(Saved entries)
-=-=-

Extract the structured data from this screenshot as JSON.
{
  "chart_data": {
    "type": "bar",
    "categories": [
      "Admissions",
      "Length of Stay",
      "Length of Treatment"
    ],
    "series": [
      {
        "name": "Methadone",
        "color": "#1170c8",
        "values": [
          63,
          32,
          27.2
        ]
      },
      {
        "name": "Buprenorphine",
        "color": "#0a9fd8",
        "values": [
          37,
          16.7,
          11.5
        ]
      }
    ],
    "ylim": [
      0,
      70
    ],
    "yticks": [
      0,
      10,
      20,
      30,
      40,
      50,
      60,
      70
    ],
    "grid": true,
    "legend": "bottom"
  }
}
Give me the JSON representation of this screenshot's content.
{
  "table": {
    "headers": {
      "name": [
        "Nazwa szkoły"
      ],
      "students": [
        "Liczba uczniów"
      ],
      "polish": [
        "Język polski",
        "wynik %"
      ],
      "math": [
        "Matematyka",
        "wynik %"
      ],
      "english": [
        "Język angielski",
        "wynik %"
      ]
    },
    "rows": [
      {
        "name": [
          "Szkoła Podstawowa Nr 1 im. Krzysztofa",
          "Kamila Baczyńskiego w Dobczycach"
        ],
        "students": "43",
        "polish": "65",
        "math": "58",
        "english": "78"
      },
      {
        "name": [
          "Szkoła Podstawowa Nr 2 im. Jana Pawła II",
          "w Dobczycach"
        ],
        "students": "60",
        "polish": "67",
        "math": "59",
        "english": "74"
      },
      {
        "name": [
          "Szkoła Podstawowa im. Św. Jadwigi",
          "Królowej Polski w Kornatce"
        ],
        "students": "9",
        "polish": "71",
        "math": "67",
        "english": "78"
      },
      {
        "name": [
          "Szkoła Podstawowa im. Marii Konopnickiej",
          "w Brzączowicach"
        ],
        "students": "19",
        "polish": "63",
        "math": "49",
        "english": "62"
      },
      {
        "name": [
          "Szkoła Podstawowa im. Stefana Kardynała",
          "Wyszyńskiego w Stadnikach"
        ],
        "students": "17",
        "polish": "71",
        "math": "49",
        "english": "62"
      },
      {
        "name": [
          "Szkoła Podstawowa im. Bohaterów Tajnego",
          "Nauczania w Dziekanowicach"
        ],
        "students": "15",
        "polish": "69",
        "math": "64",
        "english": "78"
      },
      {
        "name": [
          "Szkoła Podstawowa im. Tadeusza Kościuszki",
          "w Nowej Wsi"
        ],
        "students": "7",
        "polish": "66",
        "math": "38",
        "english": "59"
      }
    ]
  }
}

-=-=-

*Set task:*
Return all lines containing "Szkoła".

*The reply:*
          "Szkoła Podstawowa Nr 1 im. Krzysztofa",
          "Szkoła Podstawowa Nr 2 im. Jana Pawła II",
          "Szkoła Podstawowa im. Św. Jadwigi",
          "Szkoła Podstawowa im. Marii Konopnickiej",
          "Szkoła Podstawowa im. Stefana Kardynała",
          "Szkoła Podstawowa im. Bohaterów Tajnego",
          "Szkoła Podstawowa im. Tadeusza Kościuszki",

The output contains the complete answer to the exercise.